## TASK GOAL
Set down the full listing exactly, character for character.

(Data entries for graphics)
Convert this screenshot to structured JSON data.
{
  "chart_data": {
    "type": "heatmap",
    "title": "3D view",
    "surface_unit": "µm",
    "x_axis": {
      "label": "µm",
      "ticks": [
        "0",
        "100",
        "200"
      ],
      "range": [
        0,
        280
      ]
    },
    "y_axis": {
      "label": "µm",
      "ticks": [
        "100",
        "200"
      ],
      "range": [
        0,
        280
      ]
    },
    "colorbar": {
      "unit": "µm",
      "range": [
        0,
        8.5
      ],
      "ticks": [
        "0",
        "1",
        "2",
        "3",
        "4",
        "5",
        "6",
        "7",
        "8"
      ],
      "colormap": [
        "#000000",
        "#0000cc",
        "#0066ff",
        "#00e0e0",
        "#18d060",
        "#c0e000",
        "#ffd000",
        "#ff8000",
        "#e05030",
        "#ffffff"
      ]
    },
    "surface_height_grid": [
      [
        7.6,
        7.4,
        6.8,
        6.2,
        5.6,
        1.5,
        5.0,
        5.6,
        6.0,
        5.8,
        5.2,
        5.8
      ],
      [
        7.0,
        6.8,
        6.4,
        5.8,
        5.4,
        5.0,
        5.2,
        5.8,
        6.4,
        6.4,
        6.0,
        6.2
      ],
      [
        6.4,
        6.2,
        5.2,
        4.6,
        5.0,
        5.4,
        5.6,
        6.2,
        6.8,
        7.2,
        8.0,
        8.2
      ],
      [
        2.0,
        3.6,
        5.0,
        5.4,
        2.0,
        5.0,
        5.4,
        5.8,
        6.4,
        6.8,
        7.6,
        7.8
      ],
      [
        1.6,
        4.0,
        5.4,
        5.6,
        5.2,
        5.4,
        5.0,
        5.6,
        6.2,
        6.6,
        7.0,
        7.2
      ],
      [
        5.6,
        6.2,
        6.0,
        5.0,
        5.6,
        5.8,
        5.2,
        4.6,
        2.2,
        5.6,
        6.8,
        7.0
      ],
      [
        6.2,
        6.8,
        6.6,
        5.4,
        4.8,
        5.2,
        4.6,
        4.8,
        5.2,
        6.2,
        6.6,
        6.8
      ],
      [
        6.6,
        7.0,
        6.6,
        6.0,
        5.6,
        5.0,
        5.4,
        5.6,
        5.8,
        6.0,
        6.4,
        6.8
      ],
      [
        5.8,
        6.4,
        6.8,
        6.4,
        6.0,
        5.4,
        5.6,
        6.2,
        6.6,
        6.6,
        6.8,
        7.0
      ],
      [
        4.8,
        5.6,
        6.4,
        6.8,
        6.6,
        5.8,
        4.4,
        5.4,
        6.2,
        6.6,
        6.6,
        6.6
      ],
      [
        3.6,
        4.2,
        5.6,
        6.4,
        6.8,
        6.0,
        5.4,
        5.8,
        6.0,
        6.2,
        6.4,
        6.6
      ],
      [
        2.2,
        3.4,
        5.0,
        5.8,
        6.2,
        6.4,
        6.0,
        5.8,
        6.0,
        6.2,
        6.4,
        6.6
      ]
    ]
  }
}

## SOLUTION TO THE EXERCISE
Convert this screenshot to structured JSON data.
{
  "chart_data": {
    "type": "heatmap",
    "title": "3D view",
    "surface_unit": "µm",
    "x_axis": {
      "label": "µm",
      "ticks": [
        "0",
        "100",
        "200"
      ],
      "range": [
        0,
        280
      ]
    },
    "y_axis": {
      "label": "µm",
      "ticks": [
        "100",
        "200"
      ],
      "range": [
        0,
        280
      ]
    },
    "colorbar": {
      "unit": "µm",
      "range": [
        0,
        8.5
      ],
      "ticks": [
        "0",
        "1",
        "2",
        "3",
        "4",
        "5",
        "6",
        "7",
        "8"
      ],
      "colormap": [
        "#000000",
        "#0000cc",
        "#0066ff",
        "#00e0e0",
        "#18d060",
        "#c0e000",
        "#ffd000",
        "#ff8000",
        "#e05030",
        "#ffffff"
      ]
    },
    "surface_height_grid": [
      [
        7.6,
        7.4,
        6.8,
        6.2,
        5.6,
        1.5,
        5.0,
        5.6,
        6.0,
        5.8,
        5.2,
        5.8
      ],
      [
        7.0,
        6.8,
        6.4,
        5.8,
        5.4,
        5.0,
        5.2,
        5.8,
        6.4,
        6.4,
        6.0,
        6.2
      ],
      [
        6.4,
        6.2,
        5.2,
        4.6,
        5.0,
        5.4,
        5.6,
        6.2,
        6.8,
        7.2,
        8.0,
        8.2
      ],
      [
        2.0,
        3.6,
        5.0,
        5.4,
        2.0,
        5.0,
        5.4,
        5.8,
        6.4,
        6.8,
        7.6,
        7.8
      ],
      [
        1.6,
        4.0,
        5.4,
        5.6,
        5.2,
        5.4,
        5.0,
        5.6,
        6.2,
        6.6,
        7.0,
        7.2
      ],
      [
        5.6,
        6.2,
        6.0,
        5.0,
        5.6,
        5.8,
        5.2,
        4.6,
        2.2,
        5.6,
        6.8,
        7.0
      ],
      [
        6.2,
        6.8,
        6.6,
        5.4,
        4.8,
        5.2,
        4.6,
        4.8,
        5.2,
        6.2,
        6.6,
        6.8
      ],
      [
        6.6,
        7.0,
        6.6,
        6.0,
        5.6,
        5.0,
        5.4,
        5.6,
        5.8,
        6.0,
        6.4,
        6.8
      ],
      [
        5.8,
        6.4,
        6.8,
        6.4,
        6.0,
        5.4,
        5.6,
        6.2,
        6.6,
        6.6,
        6.8,
        7.0
      ],
      [
        4.8,
        5.6,
        6.4,
        6.8,
        6.6,
        5.8,
        4.4,
        5.4,
        6.2,
        6.6,
        6.6,
        6.6
      ],
      [
        3.6,
        4.2,
        5.6,
        6.4,
        6.8,
        6.0,
        5.4,
        5.8,
        6.0,
        6.2,
        6.4,
        6.6
      ],
      [
        2.2,
        3.4,
        5.0,
        5.8,
        6.2,
        6.4,
        6.0,
        5.8,
        6.0,
        6.2,
        6.4,
        6.6
      ]
    ]
  }
}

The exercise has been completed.